**What to do**: All entries should be output exactly as they stand.

==*==

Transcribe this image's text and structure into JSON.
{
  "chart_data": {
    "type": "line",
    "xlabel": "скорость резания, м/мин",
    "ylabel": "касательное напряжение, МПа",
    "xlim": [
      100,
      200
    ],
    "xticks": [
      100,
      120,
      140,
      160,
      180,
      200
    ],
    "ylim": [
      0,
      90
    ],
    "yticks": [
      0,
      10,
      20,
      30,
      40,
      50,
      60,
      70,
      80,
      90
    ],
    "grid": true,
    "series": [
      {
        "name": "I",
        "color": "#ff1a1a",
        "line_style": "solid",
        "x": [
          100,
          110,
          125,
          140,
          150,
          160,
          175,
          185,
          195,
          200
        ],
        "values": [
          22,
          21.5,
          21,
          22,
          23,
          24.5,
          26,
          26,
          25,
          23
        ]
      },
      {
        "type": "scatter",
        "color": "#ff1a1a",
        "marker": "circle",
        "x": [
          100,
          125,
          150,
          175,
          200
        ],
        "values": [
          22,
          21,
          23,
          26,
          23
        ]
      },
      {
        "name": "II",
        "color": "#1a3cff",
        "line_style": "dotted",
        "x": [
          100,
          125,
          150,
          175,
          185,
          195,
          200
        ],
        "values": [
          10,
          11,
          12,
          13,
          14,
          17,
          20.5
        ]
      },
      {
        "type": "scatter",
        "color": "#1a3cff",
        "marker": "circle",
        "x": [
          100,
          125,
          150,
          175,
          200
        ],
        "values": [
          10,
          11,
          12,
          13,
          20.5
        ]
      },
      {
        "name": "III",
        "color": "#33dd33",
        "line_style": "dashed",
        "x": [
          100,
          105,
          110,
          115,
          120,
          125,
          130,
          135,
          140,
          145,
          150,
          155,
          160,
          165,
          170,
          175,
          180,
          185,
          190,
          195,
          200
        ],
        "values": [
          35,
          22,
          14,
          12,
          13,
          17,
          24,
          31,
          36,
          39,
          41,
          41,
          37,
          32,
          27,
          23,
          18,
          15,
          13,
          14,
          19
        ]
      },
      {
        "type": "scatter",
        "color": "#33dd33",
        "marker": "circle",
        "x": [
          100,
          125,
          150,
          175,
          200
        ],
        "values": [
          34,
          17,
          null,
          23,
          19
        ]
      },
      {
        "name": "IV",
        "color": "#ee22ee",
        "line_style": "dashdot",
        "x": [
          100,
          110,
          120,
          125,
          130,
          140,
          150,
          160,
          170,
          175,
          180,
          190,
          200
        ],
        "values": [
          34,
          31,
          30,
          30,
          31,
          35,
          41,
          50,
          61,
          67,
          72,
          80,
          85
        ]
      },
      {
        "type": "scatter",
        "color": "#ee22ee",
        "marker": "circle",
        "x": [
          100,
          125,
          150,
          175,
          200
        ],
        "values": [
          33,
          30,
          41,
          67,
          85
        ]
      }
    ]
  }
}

==*==

**Output of the task**:
Transcribe this image's text and structure into JSON.
{
  "chart_data": {
    "type": "line",
    "xlabel": "скорость резания, м/мин",
    "ylabel": "касательное напряжение, МПа",
    "xlim": [
      100,
      200
    ],
    "xticks": [
      100,
      120,
      140,
      160,
      180,
      200
    ],
    "ylim": [
      0,
      90
    ],
    "yticks": [
      0,
      10,
      20,
      30,
      40,
      50,
      60,
      70,
      80,
      90
    ],
    "grid": true,
    "series": [
      {
        "name": "I",
        "color": "#ff1a1a",
        "line_style": "solid",
        "x": [
          100,
          110,
          125,
          140,
          150,
          160,
          175,
          185,
          195,
          200
        ],
        "values": [
          22,
          21.5,
          21,
          22,
          23,
          24.5,
          26,
          26,
          25,
          23
        ]
      },
      {
        "type": "scatter",
        "color": "#ff1a1a",
        "marker": "circle",
        "x": [
          100,
          125,
          150,
          175,
          200
        ],
        "values": [
          22,
          21,
          23,
          26,
          23
        ]
      },
      {
        "name": "II",
        "color": "#1a3cff",
        "line_style": "dotted",
        "x": [
          100,
          125,
          150,
          175,
          185,
          195,
          200
        ],
        "values": [
          10,
          11,
          12,
          13,
          14,
          17,
          20.5
        ]
      },
      {
        "type": "scatter",
        "color": "#1a3cff",
        "marker": "circle",
        "x": [
          100,
          125,
          150,
          175,
          200
        ],
        "values": [
          10,
          11,
          12,
          13,
          20.5
        ]
      },
      {
        "name": "III",
        "color": "#33dd33",
        "line_style": "dashed",
        "x": [
          100,
          105,
          110,
          115,
          120,
          125,
          130,
          135,
          140,
          145,
          150,
          155,
          160,
          165,
          170,
          175,
          180,
          185,
          190,
          195,
          200
        ],
        "values": [
          35,
          22,
          14,
          12,
          13,
          17,
          24,
          31,
          36,
          39,
          41,
          41,
          37,
          32,
          27,
          23,
          18,
          15,
          13,
          14,
          19
        ]
      },
      {
        "type": "scatter",
        "color": "#33dd33",
        "marker": "circle",
        "x": [
          100,
          125,
          150,
          175,
          200
        ],
        "values": [
          34,
          17,
          null,
          23,
          19
        ]
      },
      {
        "name": "IV",
        "color": "#ee22ee",
        "line_style": "dashdot",
        "x": [
          100,
          110,
          120,
          125,
          130,
          140,
          150,
          160,
          170,
          175,
          180,
          190,
          200
        ],
        "values": [
          34,
          31,
          30,
          30,
          31,
          35,
          41,
          50,
          61,
          67,
          72,
          80,
          85
        ]
      },
      {
        "type": "scatter",
        "color": "#ee22ee",
        "marker": "circle",
        "x": [
          100,
          125,
          150,
          175,
          200
        ],
        "values": [
          33,
          30,
          41,
          67,
          85
        ]
      }
    ]
  }
}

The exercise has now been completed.